**Page:**
•••

BY: MARK S. THOMAS & ROBERT W. SHAW
In Lanfear v. Home Depot, Inc., No. 10-13002 (11th Cir. May 8, 2012) [enhanced version available to lexis.com subscribers], the U.S. Court of Appeals for the Eleventh Circuit joined five other federal circuit courts in adopting a presumption that, in the absence of an abuse of discretion, retirement plan fiduciaries can comply with their duty of prudence when they continue to invest and hold plan assets in the plan's employer stock investment option in compliance with plan directions. Applying that presumption, the court upheld the dismissal of the plaintiffs' claims against the fiduciaries of the Home Depot, Inc. retirement plan.
Background. The Lanfear plaintiffs were employees of Home Depot, Inc. ("Home Depot"). Home Depot sponsored a defined contribution employee retirement plan ("the Plan"), which was both an eligible individual account plan and an employee stock option plan under ERISA. The Plan required that its eight investment options include a "Company Stock Fund" ("CSF") invested primarily in shares of Home Depot. The Plan's summary plan description disclosed that the CSF was the riskiest of the Plan's investment options. Although Home Depot's employer matching and direct employer contributions to the Plan had to be invested initially in the CSF, the participants could thereafter transfer those contributions to other Plan funds.
The plaintiffs alleged that the Plan's fiduciaries breached their duties of prudence and loyalty to Plan participants by continuing to hold shares in the CSF even though they knew that the Home Depot stock was probably overpriced, by giving inaccurate information about the CSF, and by not disclosing to Plan participants certain Home Depot misconduct that inflated the Home Depot stock value.
In particular, the plaintiffs asserted that, from 2002 to 2004, Home Depot made widespread improper usage of its vendor-chargeback program in a way that inflated Home Depot's earnings and profit margins. Though this practice was stopped in 2004, the resulting adjustments immediately caused Home Depot's reported earnings to drop, and its stock price soon fell. The inflation of Home Depot's earnings also had led to inaccurate filings of earnings and profits reports with the SEC from 2001 to 2004. In addition, Home Depot disclosed in 2006 that some of its executives had backdated their stock options since 2001. Plaintiffs contended that these instances of misconduct dropped the value of the stock assets in the CSF, such that it was imprudent to purchase or hold so much of the stock. They said further that the Plan fiduciaries knew of non-public information about Home Depot's misconduct but did not disclose it to the participants. The plaintiffs sued for damage to their now-diminished Plan investments, but their complaint was dismissed by the district court. The plaintiffs then appealed to the Eleventh Circuit.

•••

**Exercise tasks:**
1 > Translate this sentence from the case summary into Spanish: "The plaintiffs then appealed to the Eleventh Circuit."
2 > Rewrite the stretch of the case summary from "The plaintiffs alleged" through "Depot stock value.", swapping "fiduciaries" for "trustees".
The material after the case summary is not needed for any task here.

•••

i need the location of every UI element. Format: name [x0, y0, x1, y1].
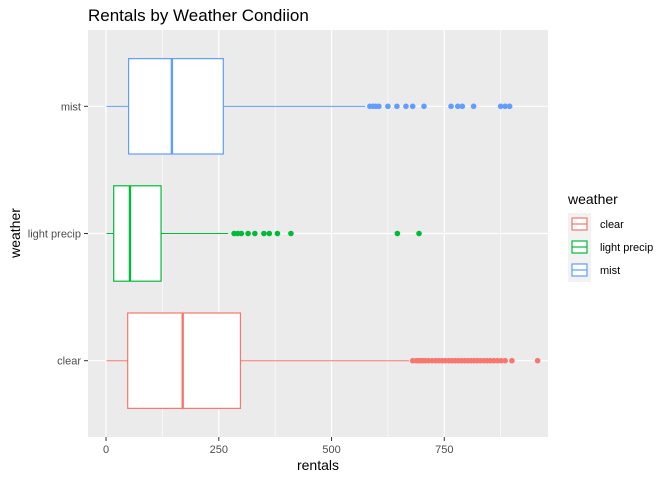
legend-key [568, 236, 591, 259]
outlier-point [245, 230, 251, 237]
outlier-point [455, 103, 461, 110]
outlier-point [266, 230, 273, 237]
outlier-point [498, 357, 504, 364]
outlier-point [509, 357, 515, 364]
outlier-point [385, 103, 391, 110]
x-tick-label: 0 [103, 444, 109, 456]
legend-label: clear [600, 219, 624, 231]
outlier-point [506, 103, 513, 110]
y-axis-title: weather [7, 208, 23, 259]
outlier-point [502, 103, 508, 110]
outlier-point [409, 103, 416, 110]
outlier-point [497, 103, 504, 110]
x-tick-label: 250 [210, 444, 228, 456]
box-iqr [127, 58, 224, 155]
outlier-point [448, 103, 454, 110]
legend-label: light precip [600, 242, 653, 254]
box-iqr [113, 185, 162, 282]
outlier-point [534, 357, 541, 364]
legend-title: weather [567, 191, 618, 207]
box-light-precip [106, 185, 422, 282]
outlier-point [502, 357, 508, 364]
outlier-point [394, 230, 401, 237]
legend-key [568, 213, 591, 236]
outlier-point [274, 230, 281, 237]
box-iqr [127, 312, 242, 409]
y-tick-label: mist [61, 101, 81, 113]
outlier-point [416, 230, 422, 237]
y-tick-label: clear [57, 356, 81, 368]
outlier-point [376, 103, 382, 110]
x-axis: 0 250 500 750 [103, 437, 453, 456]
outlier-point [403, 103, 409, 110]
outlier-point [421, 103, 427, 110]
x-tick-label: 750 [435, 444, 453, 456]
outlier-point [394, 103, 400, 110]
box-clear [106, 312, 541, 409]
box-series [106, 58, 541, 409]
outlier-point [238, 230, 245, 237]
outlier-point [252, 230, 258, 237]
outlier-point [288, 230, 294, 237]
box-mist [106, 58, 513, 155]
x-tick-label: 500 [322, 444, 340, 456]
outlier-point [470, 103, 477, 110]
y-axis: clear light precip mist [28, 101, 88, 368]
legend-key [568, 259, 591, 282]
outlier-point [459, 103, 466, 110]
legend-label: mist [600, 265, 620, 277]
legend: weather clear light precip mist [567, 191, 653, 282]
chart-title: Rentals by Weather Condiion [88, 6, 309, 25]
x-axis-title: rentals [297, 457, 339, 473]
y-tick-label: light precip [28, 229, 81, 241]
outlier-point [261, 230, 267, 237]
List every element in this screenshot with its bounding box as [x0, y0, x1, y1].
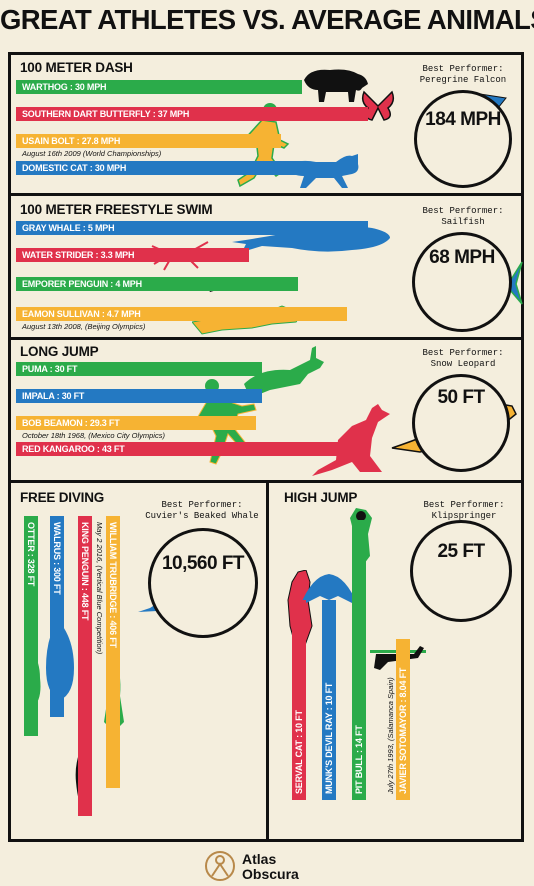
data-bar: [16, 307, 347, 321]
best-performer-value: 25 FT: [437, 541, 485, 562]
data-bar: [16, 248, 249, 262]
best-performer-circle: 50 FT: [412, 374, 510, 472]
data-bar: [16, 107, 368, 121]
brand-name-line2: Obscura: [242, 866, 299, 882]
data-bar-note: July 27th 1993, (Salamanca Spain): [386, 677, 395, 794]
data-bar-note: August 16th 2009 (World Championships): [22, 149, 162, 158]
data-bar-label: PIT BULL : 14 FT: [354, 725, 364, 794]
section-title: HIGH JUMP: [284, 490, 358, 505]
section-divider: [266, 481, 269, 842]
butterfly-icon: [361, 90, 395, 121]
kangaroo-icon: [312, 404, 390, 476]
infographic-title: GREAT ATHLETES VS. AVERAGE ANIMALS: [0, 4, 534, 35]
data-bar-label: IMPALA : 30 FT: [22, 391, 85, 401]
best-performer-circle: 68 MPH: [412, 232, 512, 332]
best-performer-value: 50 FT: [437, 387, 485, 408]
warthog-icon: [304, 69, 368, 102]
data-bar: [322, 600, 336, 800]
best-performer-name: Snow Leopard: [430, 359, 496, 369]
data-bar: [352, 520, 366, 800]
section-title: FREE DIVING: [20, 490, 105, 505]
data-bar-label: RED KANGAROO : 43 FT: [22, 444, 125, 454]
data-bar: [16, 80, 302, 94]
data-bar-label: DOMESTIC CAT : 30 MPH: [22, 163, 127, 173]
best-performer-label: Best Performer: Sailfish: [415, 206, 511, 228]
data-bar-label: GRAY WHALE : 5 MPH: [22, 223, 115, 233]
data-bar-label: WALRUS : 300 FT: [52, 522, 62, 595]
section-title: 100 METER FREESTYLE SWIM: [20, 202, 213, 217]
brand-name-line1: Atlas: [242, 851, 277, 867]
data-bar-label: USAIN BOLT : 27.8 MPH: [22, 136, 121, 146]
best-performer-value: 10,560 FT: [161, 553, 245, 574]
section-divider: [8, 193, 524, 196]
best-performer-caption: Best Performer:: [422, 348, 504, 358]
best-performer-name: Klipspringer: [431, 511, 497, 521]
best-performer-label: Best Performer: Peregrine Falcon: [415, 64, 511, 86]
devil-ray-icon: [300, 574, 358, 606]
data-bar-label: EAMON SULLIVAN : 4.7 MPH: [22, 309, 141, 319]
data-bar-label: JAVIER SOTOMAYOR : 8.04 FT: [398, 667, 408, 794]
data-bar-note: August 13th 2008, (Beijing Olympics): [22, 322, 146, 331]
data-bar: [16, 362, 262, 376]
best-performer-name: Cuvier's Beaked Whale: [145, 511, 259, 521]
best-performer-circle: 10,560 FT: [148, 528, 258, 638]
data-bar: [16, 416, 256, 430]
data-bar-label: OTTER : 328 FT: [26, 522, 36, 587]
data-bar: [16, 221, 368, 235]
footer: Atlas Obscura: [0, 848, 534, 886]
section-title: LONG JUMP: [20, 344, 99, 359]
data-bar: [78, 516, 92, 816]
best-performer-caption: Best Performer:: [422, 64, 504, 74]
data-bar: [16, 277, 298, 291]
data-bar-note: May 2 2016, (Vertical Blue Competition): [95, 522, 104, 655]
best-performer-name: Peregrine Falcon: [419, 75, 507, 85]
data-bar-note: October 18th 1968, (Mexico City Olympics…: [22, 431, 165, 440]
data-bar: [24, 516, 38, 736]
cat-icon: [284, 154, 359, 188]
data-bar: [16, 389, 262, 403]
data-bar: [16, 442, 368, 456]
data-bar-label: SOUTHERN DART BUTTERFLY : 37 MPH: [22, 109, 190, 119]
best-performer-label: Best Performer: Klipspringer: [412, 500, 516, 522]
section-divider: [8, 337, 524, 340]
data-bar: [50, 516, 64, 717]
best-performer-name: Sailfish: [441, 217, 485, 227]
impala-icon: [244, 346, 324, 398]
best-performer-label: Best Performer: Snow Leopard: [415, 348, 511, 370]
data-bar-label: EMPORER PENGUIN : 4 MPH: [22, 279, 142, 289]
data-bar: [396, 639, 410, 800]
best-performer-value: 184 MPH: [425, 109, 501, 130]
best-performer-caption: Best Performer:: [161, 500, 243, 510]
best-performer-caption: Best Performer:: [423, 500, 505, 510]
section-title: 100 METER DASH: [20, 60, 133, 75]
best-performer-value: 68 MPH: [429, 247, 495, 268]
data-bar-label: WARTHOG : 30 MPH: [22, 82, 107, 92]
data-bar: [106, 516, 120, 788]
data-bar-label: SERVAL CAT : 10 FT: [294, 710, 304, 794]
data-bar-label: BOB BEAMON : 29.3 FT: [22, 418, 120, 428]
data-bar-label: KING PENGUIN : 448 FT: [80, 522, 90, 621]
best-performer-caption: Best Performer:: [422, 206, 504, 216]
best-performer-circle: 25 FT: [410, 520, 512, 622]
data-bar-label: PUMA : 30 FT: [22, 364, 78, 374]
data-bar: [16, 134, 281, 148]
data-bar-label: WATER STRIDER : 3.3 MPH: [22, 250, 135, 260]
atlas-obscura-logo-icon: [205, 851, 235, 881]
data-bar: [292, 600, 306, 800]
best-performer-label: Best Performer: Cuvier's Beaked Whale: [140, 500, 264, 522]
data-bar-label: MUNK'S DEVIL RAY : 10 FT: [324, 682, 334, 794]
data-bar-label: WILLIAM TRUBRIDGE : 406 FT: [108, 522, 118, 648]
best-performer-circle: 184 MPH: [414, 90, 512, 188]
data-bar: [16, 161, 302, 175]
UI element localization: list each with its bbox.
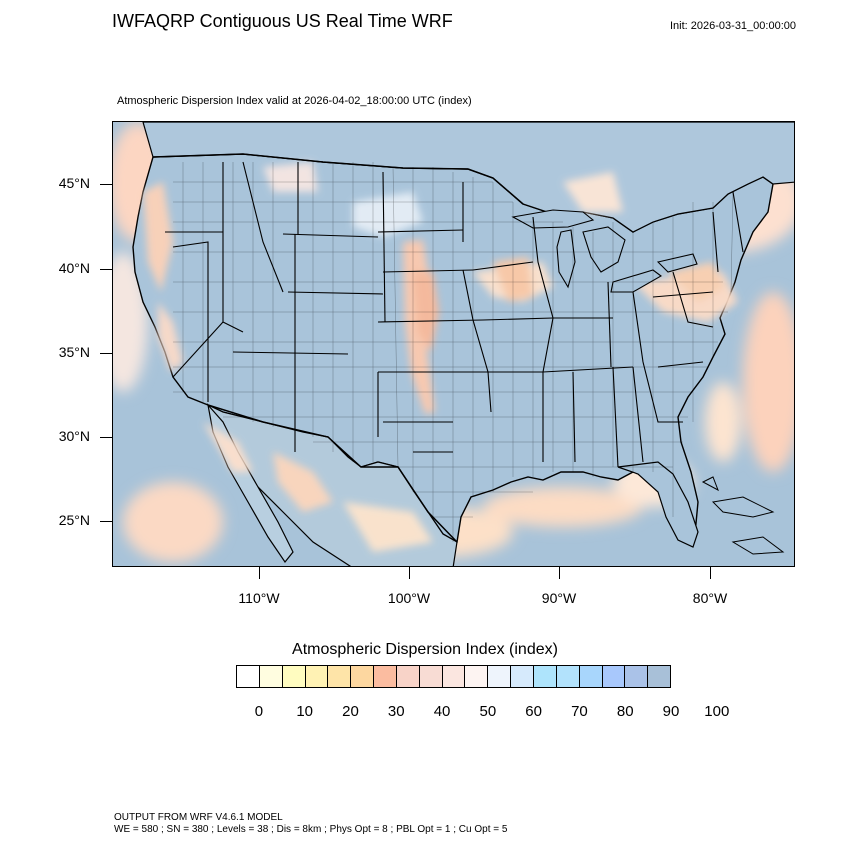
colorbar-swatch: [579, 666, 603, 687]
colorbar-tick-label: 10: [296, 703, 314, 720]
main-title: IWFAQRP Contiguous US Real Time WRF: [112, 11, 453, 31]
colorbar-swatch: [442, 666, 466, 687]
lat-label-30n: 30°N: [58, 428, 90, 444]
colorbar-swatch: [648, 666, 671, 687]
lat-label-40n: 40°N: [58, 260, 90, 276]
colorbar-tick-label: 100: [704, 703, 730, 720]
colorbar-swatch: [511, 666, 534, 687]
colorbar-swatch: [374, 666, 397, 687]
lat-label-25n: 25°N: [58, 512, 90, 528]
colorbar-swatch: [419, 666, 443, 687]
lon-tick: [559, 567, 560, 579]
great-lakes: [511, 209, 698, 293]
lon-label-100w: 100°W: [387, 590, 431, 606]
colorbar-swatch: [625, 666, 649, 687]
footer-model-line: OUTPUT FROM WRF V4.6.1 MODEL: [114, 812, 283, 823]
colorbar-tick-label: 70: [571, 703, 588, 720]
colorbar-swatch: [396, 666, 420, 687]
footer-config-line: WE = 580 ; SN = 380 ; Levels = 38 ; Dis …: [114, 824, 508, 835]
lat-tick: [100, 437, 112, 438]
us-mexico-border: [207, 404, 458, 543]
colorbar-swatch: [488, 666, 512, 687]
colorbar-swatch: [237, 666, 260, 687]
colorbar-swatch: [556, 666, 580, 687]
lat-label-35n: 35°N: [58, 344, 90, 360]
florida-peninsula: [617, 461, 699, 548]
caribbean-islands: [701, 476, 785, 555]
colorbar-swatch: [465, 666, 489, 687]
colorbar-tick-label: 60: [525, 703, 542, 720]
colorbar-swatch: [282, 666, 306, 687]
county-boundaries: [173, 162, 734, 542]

•••

**Completed exercise:**
1 > Los demandantes apelaron entonces ante el Undécimo Circuito.

2 >
The plaintiffs alleged that the Plan's trustees breached their duties of prudence and loyalty to Plan participants by continuing to hold shares in the CSF even though they knew that the Home Depot stock was probably overpriced, by giving inaccurate information about the CSF, and by not disclosing to Plan participants certain Home Depot misconduct that inflated the Home Depot stock value.